>> start PROVIDED RECORDS
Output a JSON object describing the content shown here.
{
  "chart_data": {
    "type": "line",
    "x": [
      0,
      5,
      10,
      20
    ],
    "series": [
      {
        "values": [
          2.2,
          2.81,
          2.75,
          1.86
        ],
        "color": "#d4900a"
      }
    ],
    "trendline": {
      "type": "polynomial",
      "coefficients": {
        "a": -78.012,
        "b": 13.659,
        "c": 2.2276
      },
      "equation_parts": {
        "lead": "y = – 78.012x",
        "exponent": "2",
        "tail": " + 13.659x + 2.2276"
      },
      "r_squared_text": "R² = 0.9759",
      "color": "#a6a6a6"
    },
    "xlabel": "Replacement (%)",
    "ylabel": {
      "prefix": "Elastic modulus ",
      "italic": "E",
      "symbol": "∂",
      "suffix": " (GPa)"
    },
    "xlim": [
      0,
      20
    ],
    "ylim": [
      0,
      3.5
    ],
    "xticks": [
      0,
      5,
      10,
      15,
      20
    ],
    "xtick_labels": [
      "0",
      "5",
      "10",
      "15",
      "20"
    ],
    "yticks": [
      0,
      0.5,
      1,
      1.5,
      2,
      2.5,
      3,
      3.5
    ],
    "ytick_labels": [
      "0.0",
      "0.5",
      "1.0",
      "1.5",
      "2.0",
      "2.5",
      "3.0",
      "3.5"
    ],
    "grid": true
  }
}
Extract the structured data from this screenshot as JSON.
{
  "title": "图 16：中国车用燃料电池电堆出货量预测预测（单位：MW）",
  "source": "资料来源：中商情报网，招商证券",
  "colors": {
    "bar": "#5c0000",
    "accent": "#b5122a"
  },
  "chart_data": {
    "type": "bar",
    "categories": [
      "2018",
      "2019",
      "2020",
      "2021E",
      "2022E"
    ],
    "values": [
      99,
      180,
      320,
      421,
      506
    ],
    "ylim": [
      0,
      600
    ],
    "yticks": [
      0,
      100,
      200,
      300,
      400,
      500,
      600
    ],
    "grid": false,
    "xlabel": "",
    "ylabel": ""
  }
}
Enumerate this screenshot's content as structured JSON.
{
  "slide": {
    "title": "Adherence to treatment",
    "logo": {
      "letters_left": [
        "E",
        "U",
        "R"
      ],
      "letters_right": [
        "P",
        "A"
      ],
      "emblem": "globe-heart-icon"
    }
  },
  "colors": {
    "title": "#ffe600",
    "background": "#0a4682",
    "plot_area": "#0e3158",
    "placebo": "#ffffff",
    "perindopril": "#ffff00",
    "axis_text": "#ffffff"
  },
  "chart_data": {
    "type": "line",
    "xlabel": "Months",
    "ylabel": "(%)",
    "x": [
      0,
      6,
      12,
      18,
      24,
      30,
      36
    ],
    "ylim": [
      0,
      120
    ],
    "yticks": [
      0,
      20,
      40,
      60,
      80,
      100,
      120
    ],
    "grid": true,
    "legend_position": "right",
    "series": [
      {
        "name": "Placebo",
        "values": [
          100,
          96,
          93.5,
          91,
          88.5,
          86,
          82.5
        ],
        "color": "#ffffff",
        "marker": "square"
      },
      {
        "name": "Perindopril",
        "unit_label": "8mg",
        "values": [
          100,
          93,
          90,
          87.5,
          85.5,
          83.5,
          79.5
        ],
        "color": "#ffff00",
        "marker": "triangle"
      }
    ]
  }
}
>> end PROVIDED RECORDS
■ INSTRUCTION ■
Restate every entry word for word.

■ RESULT OF THE EXERCISE ■
Output a JSON object describing the content shown here.
{
  "chart_data": {
    "type": "line",
    "x": [
      0,
      5,
      10,
      20
    ],
    "series": [
      {
        "values": [
          2.2,
          2.81,
          2.75,
          1.86
        ],
        "color": "#d4900a"
      }
    ],
    "trendline": {
      "type": "polynomial",
      "coefficients": {
        "a": -78.012,
        "b": 13.659,
        "c": 2.2276
      },
      "equation_parts": {
        "lead": "y = – 78.012x",
        "exponent": "2",
        "tail": " + 13.659x + 2.2276"
      },
      "r_squared_text": "R² = 0.9759",
      "color": "#a6a6a6"
    },
    "xlabel": "Replacement (%)",
    "ylabel": {
      "prefix": "Elastic modulus ",
      "italic": "E",
      "symbol": "∂",
      "suffix": " (GPa)"
    },
    "xlim": [
      0,
      20
    ],
    "ylim": [
      0,
      3.5
    ],
    "xticks": [
      0,
      5,
      10,
      15,
      20
    ],
    "xtick_labels": [
      "0",
      "5",
      "10",
      "15",
      "20"
    ],
    "yticks": [
      0,
      0.5,
      1,
      1.5,
      2,
      2.5,
      3,
      3.5
    ],
    "ytick_labels": [
      "0.0",
      "0.5",
      "1.0",
      "1.5",
      "2.0",
      "2.5",
      "3.0",
      "3.5"
    ],
    "grid": true
  }
}
Extract the structured data from this screenshot as JSON.
{
  "title": "图 16：中国车用燃料电池电堆出货量预测预测（单位：MW）",
  "source": "资料来源：中商情报网，招商证券",
  "colors": {
    "bar": "#5c0000",
    "accent": "#b5122a"
  },
  "chart_data": {
    "type": "bar",
    "categories": [
      "2018",
      "2019",
      "2020",
      "2021E",
      "2022E"
    ],
    "values": [
      99,
      180,
      320,
      421,
      506
    ],
    "ylim": [
      0,
      600
    ],
    "yticks": [
      0,
      100,
      200,
      300,
      400,
      500,
      600
    ],
    "grid": false,
    "xlabel": "",
    "ylabel": ""
  }
}
Enumerate this screenshot's content as structured JSON.
{
  "slide": {
    "title": "Adherence to treatment",
    "logo": {
      "letters_left": [
        "E",
        "U",
        "R"
      ],
      "letters_right": [
        "P",
        "A"
      ],
      "emblem": "globe-heart-icon"
    }
  },
  "colors": {
    "title": "#ffe600",
    "background": "#0a4682",
    "plot_area": "#0e3158",
    "placebo": "#ffffff",
    "perindopril": "#ffff00",
    "axis_text": "#ffffff"
  },
  "chart_data": {
    "type": "line",
    "xlabel": "Months",
    "ylabel": "(%)",
    "x": [
      0,
      6,
      12,
      18,
      24,
      30,
      36
    ],
    "ylim": [
      0,
      120
    ],
    "yticks": [
      0,
      20,
      40,
      60,
      80,
      100,
      120
    ],
    "grid": true,
    "legend_position": "right",
    "series": [
      {
        "name": "Placebo",
        "values": [
          100,
          96,
          93.5,
          91,
          88.5,
          86,
          82.5
        ],
        "color": "#ffffff",
        "marker": "square"
      },
      {
        "name": "Perindopril",
        "unit_label": "8mg",
        "values": [
          100,
          93,
          90,
          87.5,
          85.5,
          83.5,
          79.5
        ],
        "color": "#ffff00",
        "marker": "triangle"
      }
    ]
  }
}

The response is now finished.